## Exercise:
Write out the full set of records below exactly.

## Data rows:
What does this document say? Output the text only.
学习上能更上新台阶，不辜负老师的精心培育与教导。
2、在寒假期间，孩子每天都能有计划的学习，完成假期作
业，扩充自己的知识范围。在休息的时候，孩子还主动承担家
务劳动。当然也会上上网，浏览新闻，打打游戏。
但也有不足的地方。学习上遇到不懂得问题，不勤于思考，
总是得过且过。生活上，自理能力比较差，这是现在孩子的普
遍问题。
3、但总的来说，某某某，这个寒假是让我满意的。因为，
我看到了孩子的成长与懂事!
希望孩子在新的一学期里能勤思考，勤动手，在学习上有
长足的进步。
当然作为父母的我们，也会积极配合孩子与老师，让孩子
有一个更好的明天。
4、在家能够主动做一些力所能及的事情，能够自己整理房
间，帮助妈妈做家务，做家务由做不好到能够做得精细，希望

## Exercise response:
What does this document say? Output the text only.
学习上能更上新台阶，不辜负老师的精心培育与教导。
2、在寒假期间，孩子每天都能有计划的学习，完成假期作
业，扩充自己的知识范围。在休息的时候，孩子还主动承担家
务劳动。当然也会上上网，浏览新闻，打打游戏。
但也有不足的地方。学习上遇到不懂得问题，不勤于思考，
总是得过且过。生活上，自理能力比较差，这是现在孩子的普
遍问题。
3、但总的来说，某某某，这个寒假是让我满意的。因为，
我看到了孩子的成长与懂事!
希望孩子在新的一学期里能勤思考，勤动手，在学习上有
长足的进步。
当然作为父母的我们，也会积极配合孩子与老师，让孩子
有一个更好的明天。
4、在家能够主动做一些力所能及的事情，能够自己整理房
间，帮助妈妈做家务，做家务由做不好到能够做得精细，希望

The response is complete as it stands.